--- Begin Information supplied ---

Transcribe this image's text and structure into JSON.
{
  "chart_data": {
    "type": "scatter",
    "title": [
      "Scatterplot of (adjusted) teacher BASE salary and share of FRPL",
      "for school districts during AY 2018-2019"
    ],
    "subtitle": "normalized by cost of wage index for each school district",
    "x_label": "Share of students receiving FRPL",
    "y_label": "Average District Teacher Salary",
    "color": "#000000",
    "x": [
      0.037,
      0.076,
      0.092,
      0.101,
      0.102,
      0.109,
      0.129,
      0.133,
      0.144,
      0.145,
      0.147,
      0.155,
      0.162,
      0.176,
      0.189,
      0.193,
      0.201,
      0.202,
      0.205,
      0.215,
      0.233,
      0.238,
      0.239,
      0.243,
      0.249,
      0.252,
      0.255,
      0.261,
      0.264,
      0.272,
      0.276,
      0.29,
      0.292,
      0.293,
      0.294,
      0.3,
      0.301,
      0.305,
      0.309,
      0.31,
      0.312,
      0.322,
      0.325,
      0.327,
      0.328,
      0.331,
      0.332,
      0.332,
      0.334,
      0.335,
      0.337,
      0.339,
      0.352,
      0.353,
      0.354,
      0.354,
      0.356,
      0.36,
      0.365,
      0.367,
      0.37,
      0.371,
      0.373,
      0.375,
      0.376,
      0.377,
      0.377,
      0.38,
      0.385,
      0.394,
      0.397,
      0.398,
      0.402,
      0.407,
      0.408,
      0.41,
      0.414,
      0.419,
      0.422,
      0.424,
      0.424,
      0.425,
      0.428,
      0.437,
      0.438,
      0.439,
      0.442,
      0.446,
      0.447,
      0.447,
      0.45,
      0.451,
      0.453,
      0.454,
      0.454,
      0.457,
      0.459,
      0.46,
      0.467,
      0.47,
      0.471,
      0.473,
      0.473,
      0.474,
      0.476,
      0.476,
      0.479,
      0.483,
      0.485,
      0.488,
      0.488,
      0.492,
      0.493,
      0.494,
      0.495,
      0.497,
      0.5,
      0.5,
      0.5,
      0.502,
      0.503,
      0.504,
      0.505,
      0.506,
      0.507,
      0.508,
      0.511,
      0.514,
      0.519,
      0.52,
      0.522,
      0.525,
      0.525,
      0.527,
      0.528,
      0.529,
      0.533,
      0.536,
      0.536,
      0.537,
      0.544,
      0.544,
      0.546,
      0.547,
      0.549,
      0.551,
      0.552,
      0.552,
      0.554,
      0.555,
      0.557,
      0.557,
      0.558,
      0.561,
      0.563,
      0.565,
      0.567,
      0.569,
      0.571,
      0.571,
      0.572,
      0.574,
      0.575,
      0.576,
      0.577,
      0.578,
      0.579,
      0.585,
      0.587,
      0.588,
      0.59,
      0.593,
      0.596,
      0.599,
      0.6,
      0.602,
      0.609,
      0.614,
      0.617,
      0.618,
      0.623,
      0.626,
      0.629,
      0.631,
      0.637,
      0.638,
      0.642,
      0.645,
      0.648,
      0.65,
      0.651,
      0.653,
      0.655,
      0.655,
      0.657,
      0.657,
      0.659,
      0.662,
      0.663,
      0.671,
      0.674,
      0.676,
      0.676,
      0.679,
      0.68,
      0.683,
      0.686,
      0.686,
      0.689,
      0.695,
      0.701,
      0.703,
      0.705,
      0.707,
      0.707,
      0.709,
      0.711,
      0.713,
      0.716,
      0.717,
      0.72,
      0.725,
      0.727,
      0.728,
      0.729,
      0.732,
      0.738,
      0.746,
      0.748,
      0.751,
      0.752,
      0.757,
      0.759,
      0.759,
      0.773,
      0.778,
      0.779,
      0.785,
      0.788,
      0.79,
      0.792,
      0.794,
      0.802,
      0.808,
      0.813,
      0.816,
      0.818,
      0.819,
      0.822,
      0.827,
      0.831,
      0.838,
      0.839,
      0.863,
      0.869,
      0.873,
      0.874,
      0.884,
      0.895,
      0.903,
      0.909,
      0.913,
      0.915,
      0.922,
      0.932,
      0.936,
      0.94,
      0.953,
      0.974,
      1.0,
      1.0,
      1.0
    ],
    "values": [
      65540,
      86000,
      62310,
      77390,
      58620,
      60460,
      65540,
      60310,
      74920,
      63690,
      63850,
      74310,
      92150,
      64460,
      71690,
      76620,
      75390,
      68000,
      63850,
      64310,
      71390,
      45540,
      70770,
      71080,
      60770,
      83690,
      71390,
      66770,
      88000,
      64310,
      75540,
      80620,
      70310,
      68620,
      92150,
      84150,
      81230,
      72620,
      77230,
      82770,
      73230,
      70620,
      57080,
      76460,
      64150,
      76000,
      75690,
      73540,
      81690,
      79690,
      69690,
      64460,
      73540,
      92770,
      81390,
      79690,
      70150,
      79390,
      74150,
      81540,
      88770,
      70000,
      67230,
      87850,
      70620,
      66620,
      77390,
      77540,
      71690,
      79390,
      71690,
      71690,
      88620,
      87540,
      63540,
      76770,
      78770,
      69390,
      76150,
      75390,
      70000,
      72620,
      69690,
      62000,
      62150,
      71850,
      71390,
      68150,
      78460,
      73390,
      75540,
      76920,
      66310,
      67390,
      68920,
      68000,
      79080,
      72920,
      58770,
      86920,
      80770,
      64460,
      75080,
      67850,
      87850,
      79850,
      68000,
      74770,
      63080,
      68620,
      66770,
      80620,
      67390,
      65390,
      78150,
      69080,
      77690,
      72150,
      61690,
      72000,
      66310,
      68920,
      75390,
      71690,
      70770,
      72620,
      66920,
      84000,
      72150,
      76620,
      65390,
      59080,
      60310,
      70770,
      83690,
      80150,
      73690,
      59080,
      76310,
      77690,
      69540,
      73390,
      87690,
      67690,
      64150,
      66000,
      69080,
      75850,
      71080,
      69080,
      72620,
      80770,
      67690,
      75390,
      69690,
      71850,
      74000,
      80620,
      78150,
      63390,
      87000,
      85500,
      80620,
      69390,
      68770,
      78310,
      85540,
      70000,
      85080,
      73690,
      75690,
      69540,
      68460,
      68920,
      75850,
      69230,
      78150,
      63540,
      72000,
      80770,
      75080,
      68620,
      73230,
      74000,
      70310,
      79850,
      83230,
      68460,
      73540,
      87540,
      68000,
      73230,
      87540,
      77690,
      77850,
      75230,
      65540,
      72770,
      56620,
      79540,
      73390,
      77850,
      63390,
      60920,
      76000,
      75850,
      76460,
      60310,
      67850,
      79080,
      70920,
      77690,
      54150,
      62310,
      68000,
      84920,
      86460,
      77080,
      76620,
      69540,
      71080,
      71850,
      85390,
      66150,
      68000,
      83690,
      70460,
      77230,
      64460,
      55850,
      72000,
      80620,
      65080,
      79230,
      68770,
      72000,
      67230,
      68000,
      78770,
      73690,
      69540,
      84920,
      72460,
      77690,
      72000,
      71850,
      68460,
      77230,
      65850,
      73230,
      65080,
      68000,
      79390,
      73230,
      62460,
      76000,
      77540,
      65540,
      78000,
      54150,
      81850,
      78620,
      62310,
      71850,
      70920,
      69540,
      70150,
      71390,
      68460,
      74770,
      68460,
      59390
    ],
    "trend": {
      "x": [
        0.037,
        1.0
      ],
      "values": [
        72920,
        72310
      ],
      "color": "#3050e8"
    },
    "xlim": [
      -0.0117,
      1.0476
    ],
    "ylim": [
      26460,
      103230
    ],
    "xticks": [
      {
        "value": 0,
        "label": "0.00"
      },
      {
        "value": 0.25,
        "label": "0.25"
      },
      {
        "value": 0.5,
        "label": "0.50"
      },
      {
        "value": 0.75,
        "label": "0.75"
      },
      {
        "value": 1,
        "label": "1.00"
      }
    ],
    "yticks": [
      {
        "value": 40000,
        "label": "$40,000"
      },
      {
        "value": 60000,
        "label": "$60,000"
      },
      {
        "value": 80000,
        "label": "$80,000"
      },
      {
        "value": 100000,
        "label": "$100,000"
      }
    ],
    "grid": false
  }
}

--- End Information supplied ---

→ **Exercise**: Of all the lines in the data above, state how many include "school". Say only the number.

→ **Result for this task**: 2